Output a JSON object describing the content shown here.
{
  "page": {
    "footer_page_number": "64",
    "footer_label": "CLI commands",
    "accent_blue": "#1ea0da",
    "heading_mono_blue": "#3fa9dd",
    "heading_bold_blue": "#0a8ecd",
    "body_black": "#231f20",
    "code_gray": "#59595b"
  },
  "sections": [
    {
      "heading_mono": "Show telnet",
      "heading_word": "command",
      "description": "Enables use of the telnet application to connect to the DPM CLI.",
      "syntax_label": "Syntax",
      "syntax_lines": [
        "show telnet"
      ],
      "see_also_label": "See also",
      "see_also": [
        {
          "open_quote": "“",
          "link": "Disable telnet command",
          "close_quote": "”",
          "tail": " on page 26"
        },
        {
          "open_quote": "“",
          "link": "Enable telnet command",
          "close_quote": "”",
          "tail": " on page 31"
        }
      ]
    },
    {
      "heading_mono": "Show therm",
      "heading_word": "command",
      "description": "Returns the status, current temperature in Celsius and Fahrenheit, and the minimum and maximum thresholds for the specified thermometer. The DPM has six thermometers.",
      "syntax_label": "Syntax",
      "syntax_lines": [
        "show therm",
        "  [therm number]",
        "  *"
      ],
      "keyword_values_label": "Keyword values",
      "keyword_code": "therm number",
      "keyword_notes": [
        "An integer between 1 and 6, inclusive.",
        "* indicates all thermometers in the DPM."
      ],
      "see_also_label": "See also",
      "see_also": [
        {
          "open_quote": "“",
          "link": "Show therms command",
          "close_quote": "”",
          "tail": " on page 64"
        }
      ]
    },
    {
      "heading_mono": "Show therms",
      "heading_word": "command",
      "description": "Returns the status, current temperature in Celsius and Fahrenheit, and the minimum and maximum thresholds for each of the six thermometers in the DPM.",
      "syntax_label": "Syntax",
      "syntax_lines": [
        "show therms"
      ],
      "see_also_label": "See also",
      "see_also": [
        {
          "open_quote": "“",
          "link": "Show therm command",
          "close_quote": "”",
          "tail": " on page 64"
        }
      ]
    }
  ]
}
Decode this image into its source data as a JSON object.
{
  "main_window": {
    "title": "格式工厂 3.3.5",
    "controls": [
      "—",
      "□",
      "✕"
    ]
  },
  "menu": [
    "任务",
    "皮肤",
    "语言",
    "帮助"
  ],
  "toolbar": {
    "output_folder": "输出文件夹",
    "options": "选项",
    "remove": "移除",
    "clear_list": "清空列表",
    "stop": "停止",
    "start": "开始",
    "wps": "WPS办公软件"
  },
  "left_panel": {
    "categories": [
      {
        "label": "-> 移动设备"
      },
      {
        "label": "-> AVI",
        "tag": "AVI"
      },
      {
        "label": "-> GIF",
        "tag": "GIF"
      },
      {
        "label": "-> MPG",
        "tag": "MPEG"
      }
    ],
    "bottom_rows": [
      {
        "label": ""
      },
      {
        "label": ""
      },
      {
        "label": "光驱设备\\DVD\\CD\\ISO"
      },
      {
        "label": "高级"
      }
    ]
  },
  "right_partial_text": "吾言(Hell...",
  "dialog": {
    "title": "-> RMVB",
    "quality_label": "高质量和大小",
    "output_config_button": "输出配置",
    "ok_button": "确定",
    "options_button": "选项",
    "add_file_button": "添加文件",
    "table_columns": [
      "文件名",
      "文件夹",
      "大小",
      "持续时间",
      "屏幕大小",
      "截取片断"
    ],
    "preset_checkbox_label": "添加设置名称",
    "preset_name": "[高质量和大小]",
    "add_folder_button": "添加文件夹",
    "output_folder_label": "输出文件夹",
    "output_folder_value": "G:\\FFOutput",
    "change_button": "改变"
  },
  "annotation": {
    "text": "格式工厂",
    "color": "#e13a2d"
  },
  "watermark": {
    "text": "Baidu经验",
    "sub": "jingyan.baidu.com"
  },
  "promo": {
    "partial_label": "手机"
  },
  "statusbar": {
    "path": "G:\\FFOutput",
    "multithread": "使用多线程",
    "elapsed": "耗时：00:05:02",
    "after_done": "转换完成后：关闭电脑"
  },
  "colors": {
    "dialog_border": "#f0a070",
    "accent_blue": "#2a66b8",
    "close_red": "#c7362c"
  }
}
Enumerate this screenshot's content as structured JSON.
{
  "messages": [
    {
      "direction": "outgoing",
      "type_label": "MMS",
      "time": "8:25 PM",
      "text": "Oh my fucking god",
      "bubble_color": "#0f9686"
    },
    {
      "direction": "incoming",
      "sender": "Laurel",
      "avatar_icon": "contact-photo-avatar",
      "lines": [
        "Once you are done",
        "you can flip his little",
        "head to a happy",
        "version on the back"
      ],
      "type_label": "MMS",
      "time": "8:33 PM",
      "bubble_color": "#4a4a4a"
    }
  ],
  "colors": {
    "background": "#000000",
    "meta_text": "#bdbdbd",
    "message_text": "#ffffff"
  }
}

__Exercise goal__: Where a line in the entries holds the word "thresholds", copy that line.

__Correct answer__:
      "description": "Returns the status, current temperature in Celsius and Fahrenheit, and the minimum and maximum thresholds for the specified thermometer. The DPM has six thermometers.",
      "description": "Returns the status, current temperature in Celsius and Fahrenheit, and the minimum and maximum thresholds for each of the six thermometers in the DPM.",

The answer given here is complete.